### Brief
Scan the records for the string "trách"; copy each line where it occurs.

Stored records:
————————
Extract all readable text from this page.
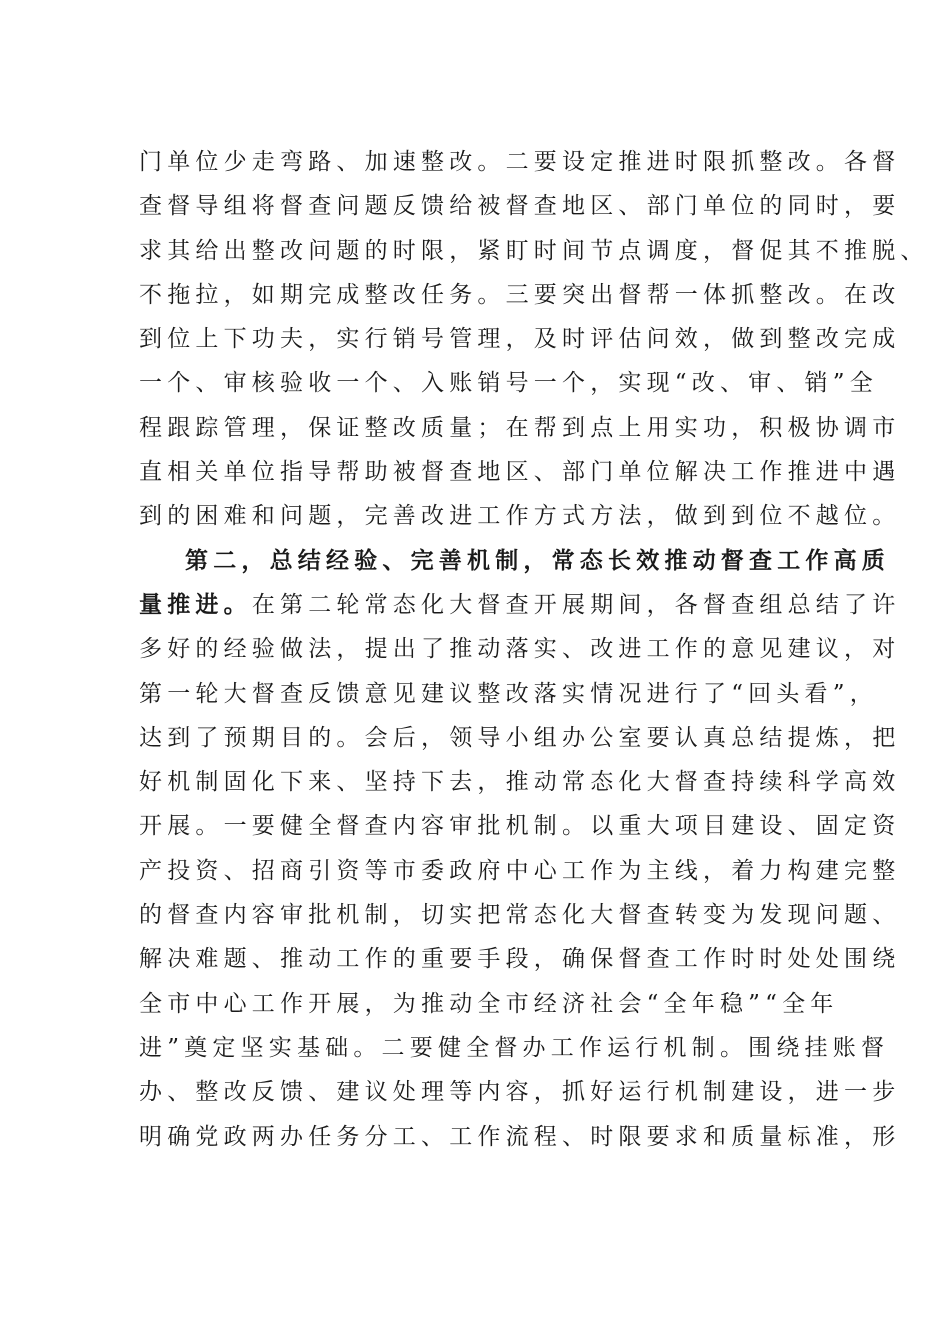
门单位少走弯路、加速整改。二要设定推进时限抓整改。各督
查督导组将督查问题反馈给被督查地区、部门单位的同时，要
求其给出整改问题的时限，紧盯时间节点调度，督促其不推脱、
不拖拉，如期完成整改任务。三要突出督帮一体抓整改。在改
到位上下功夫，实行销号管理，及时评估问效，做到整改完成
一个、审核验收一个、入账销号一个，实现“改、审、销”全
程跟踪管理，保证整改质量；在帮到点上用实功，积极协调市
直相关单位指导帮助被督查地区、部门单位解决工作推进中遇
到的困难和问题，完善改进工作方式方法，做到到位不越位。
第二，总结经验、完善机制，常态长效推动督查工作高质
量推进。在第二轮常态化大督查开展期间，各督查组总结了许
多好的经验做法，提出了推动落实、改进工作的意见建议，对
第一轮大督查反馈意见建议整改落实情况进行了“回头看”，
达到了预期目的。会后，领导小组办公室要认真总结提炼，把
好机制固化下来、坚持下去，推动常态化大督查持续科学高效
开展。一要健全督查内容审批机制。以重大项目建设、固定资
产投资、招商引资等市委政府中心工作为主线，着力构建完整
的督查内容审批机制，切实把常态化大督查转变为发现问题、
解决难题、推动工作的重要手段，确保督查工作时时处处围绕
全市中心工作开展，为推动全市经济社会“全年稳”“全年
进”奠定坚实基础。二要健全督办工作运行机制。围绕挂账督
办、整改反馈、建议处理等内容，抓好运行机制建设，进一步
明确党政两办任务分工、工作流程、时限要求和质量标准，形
————————
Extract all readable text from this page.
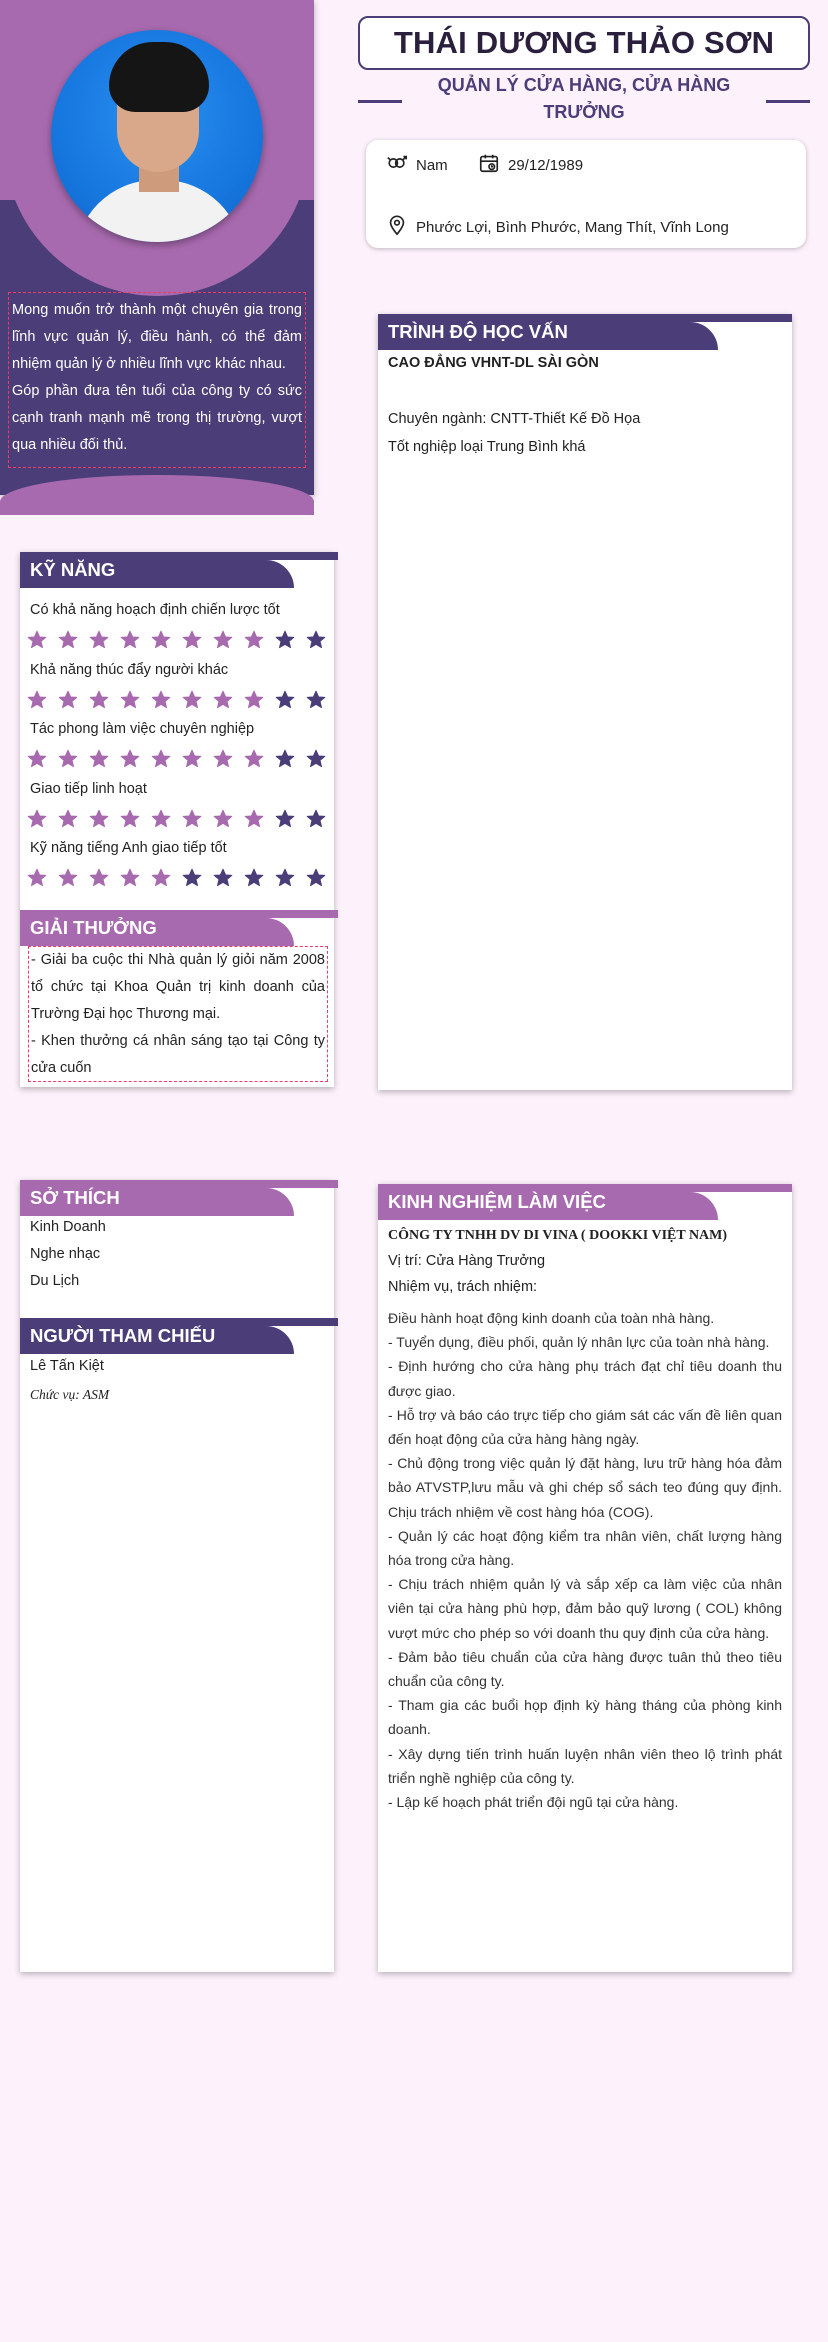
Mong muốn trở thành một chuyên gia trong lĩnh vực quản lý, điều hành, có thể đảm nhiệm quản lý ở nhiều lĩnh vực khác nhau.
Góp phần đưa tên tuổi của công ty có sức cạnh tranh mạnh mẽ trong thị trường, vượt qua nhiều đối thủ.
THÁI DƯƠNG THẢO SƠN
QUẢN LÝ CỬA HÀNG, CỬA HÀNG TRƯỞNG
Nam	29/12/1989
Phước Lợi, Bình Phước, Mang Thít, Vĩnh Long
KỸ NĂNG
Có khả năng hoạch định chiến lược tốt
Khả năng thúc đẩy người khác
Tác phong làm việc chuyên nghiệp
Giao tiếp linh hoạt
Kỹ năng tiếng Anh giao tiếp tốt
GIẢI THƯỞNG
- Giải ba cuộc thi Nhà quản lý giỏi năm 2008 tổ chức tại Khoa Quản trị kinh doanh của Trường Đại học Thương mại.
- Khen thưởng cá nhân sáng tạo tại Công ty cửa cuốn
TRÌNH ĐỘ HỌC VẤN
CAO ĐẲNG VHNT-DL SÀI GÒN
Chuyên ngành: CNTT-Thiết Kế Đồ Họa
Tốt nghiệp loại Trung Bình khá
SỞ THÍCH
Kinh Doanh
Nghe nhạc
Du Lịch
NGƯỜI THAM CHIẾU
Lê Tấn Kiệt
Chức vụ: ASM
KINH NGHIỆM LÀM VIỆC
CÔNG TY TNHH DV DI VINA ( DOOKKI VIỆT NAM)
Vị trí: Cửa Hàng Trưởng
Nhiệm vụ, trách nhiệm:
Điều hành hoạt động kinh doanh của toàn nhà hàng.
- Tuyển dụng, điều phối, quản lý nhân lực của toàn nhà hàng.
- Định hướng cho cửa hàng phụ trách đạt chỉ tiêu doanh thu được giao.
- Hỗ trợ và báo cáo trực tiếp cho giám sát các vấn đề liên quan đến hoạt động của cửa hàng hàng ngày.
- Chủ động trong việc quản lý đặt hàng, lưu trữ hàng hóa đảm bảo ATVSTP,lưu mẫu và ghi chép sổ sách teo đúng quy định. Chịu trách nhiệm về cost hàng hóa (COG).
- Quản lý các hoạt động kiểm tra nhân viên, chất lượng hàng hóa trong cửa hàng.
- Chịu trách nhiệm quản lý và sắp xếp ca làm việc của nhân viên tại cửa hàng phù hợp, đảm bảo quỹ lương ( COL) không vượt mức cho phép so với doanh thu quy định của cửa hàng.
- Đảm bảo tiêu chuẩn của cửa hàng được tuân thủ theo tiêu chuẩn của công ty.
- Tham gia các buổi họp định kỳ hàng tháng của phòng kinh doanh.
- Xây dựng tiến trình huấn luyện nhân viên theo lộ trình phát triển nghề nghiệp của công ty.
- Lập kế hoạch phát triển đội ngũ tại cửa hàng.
————————
### Result of the task
Nhiệm vụ, trách nhiệm:
- Định hướng cho cửa hàng phụ trách đạt chỉ tiêu doanh thu được giao.
- Chủ động trong việc quản lý đặt hàng, lưu trữ hàng hóa đảm bảo ATVSTP,lưu mẫu và ghi chép sổ sách teo đúng quy định. Chịu trách nhiệm về cost hàng hóa (COG).
- Chịu trách nhiệm quản lý và sắp xếp ca làm việc của nhân viên tại cửa hàng phù hợp, đảm bảo quỹ lương ( COL) không vượt mức cho phép so với doanh thu quy định của cửa hàng.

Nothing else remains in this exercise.